Dataset rows about figures:
[BEGIN]

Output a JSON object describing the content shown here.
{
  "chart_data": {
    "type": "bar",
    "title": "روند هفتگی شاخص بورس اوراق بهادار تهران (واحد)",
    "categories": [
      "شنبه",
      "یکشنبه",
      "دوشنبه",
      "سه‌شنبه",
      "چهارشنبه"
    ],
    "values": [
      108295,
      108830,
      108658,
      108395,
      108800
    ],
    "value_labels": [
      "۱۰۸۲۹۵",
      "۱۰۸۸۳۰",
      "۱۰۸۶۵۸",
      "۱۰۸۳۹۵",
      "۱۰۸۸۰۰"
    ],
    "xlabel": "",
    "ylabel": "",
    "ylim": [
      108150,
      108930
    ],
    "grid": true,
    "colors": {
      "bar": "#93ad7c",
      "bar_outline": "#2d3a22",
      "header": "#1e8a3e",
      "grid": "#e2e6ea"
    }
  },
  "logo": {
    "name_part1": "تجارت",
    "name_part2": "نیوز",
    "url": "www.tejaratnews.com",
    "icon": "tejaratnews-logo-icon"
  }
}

[END]

- _What this task involves_
Extract every line above exactly as it stands.

- _Final result_
Output a JSON object describing the content shown here.
{
  "chart_data": {
    "type": "bar",
    "title": "روند هفتگی شاخص بورس اوراق بهادار تهران (واحد)",
    "categories": [
      "شنبه",
      "یکشنبه",
      "دوشنبه",
      "سه‌شنبه",
      "چهارشنبه"
    ],
    "values": [
      108295,
      108830,
      108658,
      108395,
      108800
    ],
    "value_labels": [
      "۱۰۸۲۹۵",
      "۱۰۸۸۳۰",
      "۱۰۸۶۵۸",
      "۱۰۸۳۹۵",
      "۱۰۸۸۰۰"
    ],
    "xlabel": "",
    "ylabel": "",
    "ylim": [
      108150,
      108930
    ],
    "grid": true,
    "colors": {
      "bar": "#93ad7c",
      "bar_outline": "#2d3a22",
      "header": "#1e8a3e",
      "grid": "#e2e6ea"
    }
  },
  "logo": {
    "name_part1": "تجارت",
    "name_part2": "نیوز",
    "url": "www.tejaratnews.com",
    "icon": "tejaratnews-logo-icon"
  }
}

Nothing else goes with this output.